─── Material shown

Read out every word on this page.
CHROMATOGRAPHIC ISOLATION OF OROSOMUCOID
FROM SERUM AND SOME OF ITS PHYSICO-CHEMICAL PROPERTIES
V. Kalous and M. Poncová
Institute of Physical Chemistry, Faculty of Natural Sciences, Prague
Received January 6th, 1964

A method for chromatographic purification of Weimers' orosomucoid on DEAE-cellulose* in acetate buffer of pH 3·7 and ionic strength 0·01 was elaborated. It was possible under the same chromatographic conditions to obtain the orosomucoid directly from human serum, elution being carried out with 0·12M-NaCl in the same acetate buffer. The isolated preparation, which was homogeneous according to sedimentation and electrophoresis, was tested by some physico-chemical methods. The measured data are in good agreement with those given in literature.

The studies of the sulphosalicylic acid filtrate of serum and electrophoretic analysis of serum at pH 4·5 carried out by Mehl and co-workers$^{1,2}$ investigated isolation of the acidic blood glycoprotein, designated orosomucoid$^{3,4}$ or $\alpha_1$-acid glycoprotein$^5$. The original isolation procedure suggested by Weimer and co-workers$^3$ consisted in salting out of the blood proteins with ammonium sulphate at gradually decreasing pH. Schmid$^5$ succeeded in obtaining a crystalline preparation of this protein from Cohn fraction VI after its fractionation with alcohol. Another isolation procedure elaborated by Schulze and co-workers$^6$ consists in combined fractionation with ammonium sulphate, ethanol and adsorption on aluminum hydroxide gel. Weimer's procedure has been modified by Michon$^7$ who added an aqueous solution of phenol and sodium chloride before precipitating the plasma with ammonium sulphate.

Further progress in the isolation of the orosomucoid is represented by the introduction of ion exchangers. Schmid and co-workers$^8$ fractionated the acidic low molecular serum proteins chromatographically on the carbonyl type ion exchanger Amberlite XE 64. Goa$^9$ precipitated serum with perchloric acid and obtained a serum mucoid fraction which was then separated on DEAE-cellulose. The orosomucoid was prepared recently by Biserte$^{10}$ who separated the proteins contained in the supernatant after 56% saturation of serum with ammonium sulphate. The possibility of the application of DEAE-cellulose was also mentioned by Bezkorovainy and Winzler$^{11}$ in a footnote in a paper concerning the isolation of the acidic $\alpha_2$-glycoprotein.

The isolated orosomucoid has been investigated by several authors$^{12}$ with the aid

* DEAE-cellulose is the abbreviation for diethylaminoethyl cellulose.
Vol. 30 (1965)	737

──────

**Exercise prompt**
Within the records, on how many lines does the word "elaborated" appear? Provide the number alone.

**Exercise output**
2